◆ Aim
Every line of the material that follows must be printed again exactly.

/---

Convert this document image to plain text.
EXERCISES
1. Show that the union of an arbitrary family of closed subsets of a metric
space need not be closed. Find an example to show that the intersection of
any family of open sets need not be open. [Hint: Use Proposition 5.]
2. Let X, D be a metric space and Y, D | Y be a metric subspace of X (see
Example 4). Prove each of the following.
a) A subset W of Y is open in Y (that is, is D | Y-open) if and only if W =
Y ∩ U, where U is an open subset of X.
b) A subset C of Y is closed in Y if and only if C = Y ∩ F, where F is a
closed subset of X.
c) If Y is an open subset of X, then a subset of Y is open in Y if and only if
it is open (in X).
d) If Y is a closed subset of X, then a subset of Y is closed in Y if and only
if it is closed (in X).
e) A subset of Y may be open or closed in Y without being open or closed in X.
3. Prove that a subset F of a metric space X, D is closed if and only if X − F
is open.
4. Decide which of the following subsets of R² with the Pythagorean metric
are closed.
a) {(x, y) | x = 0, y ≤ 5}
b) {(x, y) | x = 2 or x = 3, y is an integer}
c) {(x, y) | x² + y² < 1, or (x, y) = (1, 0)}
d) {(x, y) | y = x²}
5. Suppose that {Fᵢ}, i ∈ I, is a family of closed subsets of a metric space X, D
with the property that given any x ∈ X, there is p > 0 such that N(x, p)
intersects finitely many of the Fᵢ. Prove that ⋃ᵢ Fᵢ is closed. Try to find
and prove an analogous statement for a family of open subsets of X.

\---

◆ The reply
Convert this document image to plain text.
EXERCISES
1. Show that the union of an arbitrary family of closed subsets of a metric
space need not be closed. Find an example to show that the intersection of
any family of open sets need not be open. [Hint: Use Proposition 5.]
2. Let X, D be a metric space and Y, D | Y be a metric subspace of X (see
Example 4). Prove each of the following.
a) A subset W of Y is open in Y (that is, is D | Y-open) if and only if W =
Y ∩ U, where U is an open subset of X.
b) A subset C of Y is closed in Y if and only if C = Y ∩ F, where F is a
closed subset of X.
c) If Y is an open subset of X, then a subset of Y is open in Y if and only if
it is open (in X).
d) If Y is a closed subset of X, then a subset of Y is closed in Y if and only
if it is closed (in X).
e) A subset of Y may be open or closed in Y without being open or closed in X.
3. Prove that a subset F of a metric space X, D is closed if and only if X − F
is open.
4. Decide which of the following subsets of R² with the Pythagorean metric
are closed.
a) {(x, y) | x = 0, y ≤ 5}
b) {(x, y) | x = 2 or x = 3, y is an integer}
c) {(x, y) | x² + y² < 1, or (x, y) = (1, 0)}
d) {(x, y) | y = x²}
5. Suppose that {Fᵢ}, i ∈ I, is a family of closed subsets of a metric space X, D
with the property that given any x ∈ X, there is p > 0 such that N(x, p)
intersects finitely many of the Fᵢ. Prove that ⋃ᵢ Fᵢ is closed. Try to find
and prove an analogous statement for a family of open subsets of X.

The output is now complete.